» Extracted entries:
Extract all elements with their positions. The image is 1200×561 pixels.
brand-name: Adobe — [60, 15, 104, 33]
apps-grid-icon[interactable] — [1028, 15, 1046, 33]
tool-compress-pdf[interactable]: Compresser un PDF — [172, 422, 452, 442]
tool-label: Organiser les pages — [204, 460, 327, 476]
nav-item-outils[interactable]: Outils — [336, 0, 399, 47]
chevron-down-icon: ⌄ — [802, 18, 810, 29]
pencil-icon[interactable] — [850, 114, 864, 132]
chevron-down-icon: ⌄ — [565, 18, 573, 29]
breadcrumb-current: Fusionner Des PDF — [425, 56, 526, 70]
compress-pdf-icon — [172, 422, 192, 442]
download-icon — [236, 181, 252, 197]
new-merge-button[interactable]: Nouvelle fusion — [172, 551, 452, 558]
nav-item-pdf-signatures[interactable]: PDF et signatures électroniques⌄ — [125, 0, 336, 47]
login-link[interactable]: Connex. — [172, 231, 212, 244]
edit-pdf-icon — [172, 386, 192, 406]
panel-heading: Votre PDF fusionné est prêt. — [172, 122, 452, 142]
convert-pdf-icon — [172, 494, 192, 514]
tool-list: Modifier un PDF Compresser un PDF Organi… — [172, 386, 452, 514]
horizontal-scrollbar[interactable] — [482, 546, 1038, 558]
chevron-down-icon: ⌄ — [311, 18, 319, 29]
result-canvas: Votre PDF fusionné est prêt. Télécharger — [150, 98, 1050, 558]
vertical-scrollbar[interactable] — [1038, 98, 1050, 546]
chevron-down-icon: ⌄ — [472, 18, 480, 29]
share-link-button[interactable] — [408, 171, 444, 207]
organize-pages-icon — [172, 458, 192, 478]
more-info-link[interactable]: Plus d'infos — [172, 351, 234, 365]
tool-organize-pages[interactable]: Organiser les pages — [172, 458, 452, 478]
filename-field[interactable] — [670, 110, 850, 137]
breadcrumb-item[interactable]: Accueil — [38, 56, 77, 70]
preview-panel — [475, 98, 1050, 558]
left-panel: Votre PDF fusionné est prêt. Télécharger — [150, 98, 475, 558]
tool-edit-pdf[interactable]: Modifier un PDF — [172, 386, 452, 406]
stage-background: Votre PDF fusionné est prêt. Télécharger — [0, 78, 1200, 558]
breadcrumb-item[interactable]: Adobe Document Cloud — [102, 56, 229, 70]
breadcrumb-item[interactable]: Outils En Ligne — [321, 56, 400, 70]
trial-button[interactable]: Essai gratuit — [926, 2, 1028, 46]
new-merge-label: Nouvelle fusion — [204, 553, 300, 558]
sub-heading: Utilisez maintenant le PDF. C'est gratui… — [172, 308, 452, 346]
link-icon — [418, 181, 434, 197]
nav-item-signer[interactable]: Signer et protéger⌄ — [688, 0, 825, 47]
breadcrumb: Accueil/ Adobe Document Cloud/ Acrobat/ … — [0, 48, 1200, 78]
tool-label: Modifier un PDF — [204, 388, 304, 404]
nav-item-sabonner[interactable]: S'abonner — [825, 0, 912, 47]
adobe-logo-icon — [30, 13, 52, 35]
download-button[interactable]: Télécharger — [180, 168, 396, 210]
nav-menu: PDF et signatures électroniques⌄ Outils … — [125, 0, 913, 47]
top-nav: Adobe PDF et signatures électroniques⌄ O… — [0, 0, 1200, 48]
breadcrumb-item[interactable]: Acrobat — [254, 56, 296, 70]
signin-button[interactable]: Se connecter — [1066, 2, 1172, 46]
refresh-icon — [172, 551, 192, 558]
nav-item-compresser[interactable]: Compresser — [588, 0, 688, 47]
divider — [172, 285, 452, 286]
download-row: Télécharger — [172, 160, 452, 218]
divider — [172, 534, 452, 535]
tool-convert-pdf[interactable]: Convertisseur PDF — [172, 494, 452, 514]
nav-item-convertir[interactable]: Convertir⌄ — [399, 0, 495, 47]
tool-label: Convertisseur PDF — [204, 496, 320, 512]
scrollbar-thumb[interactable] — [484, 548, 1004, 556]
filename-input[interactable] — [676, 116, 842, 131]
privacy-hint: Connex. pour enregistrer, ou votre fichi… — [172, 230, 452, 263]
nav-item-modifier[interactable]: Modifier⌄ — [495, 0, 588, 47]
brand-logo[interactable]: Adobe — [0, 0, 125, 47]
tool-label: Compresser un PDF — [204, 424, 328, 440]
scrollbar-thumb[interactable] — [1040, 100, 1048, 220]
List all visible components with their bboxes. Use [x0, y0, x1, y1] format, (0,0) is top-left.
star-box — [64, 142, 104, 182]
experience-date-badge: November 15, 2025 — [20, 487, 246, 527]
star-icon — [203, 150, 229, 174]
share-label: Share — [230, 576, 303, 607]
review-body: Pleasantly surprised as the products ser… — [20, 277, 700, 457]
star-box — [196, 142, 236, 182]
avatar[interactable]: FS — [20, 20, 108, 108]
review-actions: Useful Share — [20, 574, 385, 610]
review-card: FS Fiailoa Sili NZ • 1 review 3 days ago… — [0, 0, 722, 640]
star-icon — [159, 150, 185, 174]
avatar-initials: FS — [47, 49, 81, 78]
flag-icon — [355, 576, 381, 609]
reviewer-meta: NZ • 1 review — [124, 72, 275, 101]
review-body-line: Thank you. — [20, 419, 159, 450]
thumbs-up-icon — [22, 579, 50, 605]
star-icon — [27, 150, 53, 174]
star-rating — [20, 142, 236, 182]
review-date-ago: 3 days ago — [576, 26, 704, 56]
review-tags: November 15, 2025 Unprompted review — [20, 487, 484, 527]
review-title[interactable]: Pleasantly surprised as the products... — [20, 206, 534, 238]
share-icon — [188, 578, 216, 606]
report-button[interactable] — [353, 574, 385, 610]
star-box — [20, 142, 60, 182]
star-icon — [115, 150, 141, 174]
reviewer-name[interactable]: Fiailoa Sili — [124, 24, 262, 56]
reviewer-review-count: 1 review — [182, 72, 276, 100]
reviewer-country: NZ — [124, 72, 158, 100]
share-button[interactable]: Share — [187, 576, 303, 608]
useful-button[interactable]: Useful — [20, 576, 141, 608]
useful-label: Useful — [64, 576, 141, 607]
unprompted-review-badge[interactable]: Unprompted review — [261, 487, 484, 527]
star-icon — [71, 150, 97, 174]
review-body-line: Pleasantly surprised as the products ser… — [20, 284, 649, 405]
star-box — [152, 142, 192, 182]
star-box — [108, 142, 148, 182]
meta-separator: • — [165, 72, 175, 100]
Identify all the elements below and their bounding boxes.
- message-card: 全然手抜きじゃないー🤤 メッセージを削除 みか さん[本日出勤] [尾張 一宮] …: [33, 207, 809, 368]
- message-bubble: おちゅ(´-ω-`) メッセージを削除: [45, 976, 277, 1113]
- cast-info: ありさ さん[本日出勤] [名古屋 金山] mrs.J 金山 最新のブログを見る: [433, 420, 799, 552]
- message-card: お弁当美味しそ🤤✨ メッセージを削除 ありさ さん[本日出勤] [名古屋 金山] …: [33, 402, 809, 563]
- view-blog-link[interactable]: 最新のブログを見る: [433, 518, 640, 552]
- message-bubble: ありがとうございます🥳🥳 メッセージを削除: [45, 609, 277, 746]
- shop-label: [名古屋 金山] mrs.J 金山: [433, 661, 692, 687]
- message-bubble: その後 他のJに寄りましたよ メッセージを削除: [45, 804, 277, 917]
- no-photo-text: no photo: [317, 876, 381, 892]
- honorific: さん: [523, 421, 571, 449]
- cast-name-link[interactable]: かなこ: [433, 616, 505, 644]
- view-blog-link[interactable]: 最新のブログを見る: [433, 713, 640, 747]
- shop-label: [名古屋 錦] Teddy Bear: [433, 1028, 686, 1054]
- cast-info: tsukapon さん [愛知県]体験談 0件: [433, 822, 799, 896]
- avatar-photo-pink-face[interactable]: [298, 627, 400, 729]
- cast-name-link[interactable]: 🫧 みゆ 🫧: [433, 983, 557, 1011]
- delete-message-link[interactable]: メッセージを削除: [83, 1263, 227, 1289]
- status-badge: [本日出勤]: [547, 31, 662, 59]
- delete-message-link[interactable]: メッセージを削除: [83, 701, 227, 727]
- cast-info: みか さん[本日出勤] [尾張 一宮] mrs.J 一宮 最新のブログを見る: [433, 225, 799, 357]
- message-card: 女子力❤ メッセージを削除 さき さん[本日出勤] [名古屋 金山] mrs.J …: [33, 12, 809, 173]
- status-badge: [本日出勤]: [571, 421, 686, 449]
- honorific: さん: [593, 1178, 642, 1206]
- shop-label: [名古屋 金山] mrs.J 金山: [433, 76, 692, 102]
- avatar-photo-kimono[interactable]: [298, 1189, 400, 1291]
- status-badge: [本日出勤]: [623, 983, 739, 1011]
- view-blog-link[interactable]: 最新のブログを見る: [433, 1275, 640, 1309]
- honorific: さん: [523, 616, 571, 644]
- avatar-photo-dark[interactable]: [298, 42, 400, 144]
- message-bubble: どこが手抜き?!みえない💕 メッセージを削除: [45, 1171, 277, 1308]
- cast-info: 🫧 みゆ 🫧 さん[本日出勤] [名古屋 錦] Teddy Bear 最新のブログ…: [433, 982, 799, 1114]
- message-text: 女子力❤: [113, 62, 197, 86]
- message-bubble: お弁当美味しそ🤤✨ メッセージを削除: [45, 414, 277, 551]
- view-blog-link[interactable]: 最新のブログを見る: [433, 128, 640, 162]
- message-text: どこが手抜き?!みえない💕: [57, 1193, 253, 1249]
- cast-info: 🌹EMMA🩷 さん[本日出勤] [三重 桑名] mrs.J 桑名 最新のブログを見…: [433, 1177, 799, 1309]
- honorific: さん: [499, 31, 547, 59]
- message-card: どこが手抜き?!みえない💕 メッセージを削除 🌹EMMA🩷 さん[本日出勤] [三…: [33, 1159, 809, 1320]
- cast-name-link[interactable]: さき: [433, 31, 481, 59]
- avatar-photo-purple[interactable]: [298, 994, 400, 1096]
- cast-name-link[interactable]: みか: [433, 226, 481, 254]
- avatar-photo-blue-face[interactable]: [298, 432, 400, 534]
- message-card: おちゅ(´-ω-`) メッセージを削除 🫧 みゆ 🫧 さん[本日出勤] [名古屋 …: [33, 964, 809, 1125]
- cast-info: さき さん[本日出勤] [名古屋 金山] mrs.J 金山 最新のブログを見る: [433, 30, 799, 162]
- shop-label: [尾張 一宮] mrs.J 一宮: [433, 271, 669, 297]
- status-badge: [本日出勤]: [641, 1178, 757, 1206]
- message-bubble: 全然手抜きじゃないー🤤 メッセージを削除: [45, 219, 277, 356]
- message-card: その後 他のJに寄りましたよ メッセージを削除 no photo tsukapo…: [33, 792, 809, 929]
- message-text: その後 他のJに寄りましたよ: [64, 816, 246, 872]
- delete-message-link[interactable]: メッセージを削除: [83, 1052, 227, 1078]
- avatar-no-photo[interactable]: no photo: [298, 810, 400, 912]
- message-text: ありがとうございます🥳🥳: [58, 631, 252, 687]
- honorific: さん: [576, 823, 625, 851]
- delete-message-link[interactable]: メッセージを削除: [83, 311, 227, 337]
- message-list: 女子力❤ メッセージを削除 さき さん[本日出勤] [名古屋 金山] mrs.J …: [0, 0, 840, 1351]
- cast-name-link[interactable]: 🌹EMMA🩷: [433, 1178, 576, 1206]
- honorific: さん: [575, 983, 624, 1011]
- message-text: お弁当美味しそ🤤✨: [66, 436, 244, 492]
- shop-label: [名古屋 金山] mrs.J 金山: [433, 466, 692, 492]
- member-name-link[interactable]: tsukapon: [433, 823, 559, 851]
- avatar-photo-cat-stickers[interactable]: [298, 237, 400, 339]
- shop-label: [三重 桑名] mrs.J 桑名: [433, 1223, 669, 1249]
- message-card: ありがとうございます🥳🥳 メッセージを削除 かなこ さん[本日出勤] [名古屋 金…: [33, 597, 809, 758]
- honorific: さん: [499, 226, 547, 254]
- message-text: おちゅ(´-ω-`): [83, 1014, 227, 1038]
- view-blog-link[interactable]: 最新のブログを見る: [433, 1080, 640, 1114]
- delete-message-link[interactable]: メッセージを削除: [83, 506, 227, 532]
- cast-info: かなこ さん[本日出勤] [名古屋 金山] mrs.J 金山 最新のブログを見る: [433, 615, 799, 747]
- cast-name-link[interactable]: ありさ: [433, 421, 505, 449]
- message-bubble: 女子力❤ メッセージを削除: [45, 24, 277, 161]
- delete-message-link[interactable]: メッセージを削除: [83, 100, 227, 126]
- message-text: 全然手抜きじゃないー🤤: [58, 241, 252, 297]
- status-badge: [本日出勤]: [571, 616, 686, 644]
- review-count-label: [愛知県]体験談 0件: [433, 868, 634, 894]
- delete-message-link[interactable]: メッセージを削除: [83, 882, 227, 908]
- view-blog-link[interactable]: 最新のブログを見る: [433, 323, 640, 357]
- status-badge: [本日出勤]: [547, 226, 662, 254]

» Problem to solve: Reproduce the data word for word, starting with its first line and stopping after the line that contains "organize-pages-icon — [172, 458, 192, 478]".

» Exercise solution:
Extract all elements with their positions. The image is 1200×561 pixels.
brand-name: Adobe — [60, 15, 104, 33]
apps-grid-icon[interactable] — [1028, 15, 1046, 33]
tool-compress-pdf[interactable]: Compresser un PDF — [172, 422, 452, 442]
tool-label: Organiser les pages — [204, 460, 327, 476]
nav-item-outils[interactable]: Outils — [336, 0, 399, 47]
chevron-down-icon: ⌄ — [802, 18, 810, 29]
pencil-icon[interactable] — [850, 114, 864, 132]
chevron-down-icon: ⌄ — [565, 18, 573, 29]
breadcrumb-current: Fusionner Des PDF — [425, 56, 526, 70]
compress-pdf-icon — [172, 422, 192, 442]
download-icon — [236, 181, 252, 197]
new-merge-button[interactable]: Nouvelle fusion — [172, 551, 452, 558]
nav-item-pdf-signatures[interactable]: PDF et signatures électroniques⌄ — [125, 0, 336, 47]
login-link[interactable]: Connex. — [172, 231, 212, 244]
edit-pdf-icon — [172, 386, 192, 406]
panel-heading: Votre PDF fusionné est prêt. — [172, 122, 452, 142]
convert-pdf-icon — [172, 494, 192, 514]
tool-list: Modifier un PDF Compresser un PDF Organi… — [172, 386, 452, 514]
horizontal-scrollbar[interactable] — [482, 546, 1038, 558]
chevron-down-icon: ⌄ — [311, 18, 319, 29]
result-canvas: Votre PDF fusionné est prêt. Télécharger — [150, 98, 1050, 558]
vertical-scrollbar[interactable] — [1038, 98, 1050, 546]
chevron-down-icon: ⌄ — [472, 18, 480, 29]
share-link-button[interactable] — [408, 171, 444, 207]
organize-pages-icon — [172, 458, 192, 478]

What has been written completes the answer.